#### Problem to work on:
Where a line contains the word "marker", copy that line in full.

#### Dataset extract:
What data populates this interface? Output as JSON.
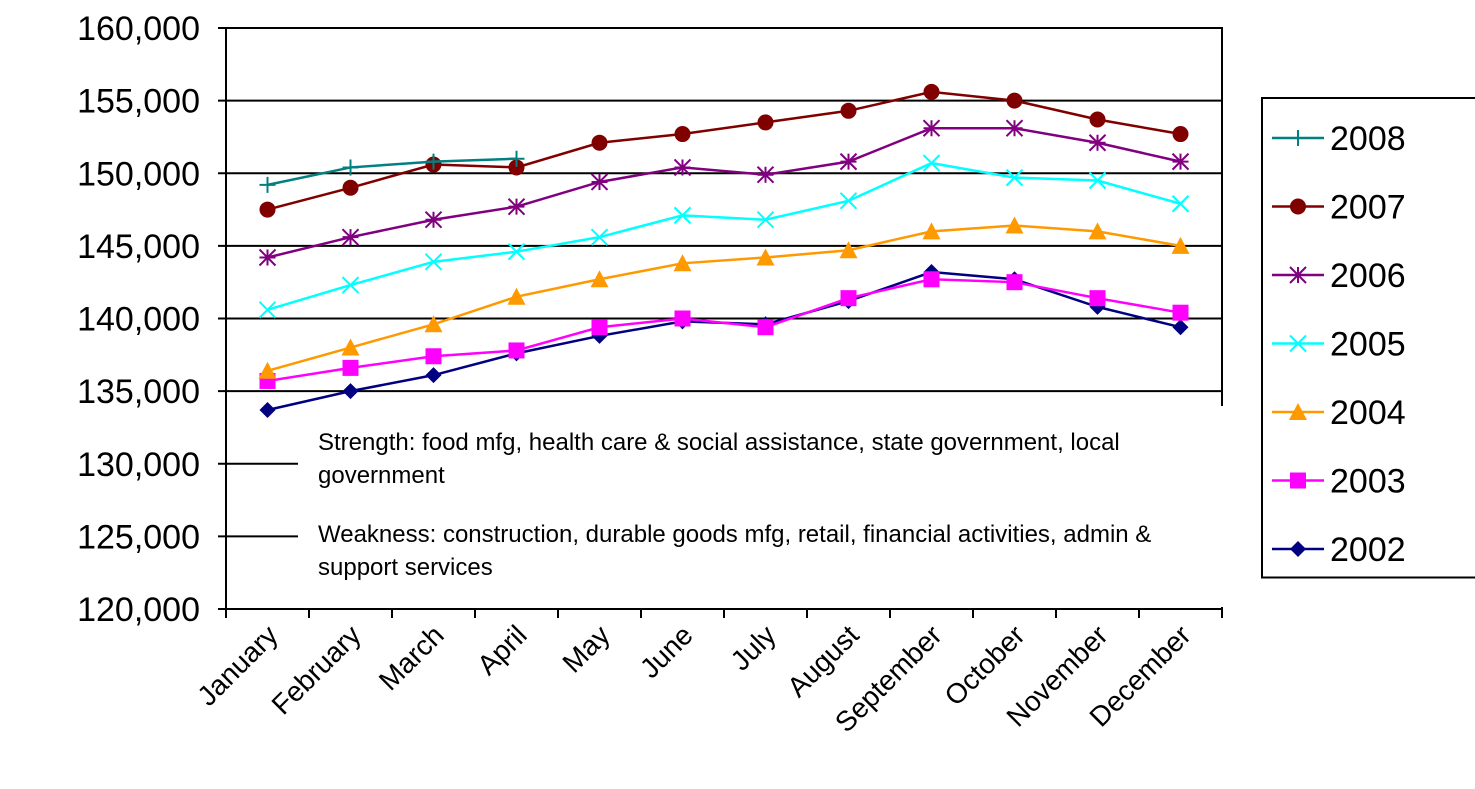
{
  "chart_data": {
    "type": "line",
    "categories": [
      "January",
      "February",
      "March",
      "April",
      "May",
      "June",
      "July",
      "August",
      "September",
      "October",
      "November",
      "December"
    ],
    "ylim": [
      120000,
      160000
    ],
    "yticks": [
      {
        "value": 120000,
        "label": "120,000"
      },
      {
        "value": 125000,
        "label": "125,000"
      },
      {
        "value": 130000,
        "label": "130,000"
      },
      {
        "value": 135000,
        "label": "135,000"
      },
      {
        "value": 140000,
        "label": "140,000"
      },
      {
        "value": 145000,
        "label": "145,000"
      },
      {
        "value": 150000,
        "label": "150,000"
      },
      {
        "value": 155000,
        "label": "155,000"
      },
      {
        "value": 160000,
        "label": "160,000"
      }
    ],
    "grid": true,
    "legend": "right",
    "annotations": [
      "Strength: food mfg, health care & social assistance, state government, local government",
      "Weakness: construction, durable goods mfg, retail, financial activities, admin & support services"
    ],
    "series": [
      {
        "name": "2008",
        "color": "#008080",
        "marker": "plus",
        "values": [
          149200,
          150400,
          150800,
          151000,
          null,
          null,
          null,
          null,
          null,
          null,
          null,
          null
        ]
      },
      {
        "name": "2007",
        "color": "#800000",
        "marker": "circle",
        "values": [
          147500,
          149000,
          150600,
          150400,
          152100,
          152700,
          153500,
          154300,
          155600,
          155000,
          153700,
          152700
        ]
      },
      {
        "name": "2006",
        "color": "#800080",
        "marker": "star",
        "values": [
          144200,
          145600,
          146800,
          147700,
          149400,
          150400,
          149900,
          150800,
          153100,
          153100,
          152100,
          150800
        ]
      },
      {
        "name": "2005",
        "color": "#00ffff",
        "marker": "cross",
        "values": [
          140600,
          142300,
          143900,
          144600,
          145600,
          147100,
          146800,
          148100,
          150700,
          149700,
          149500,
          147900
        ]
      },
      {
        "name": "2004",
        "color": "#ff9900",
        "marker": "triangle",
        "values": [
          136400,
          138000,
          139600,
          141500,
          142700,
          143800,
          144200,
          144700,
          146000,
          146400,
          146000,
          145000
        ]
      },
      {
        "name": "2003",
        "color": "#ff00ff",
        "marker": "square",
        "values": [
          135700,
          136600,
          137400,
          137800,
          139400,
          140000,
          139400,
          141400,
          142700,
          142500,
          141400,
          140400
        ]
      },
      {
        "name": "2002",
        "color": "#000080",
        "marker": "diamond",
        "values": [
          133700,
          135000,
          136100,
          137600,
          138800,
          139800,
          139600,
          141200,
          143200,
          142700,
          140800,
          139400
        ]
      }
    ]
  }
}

#### Task solution:
        "marker": "plus",
        "marker": "circle",
        "marker": "star",
        "marker": "cross",
        "marker": "triangle",
        "marker": "square",
        "marker": "diamond",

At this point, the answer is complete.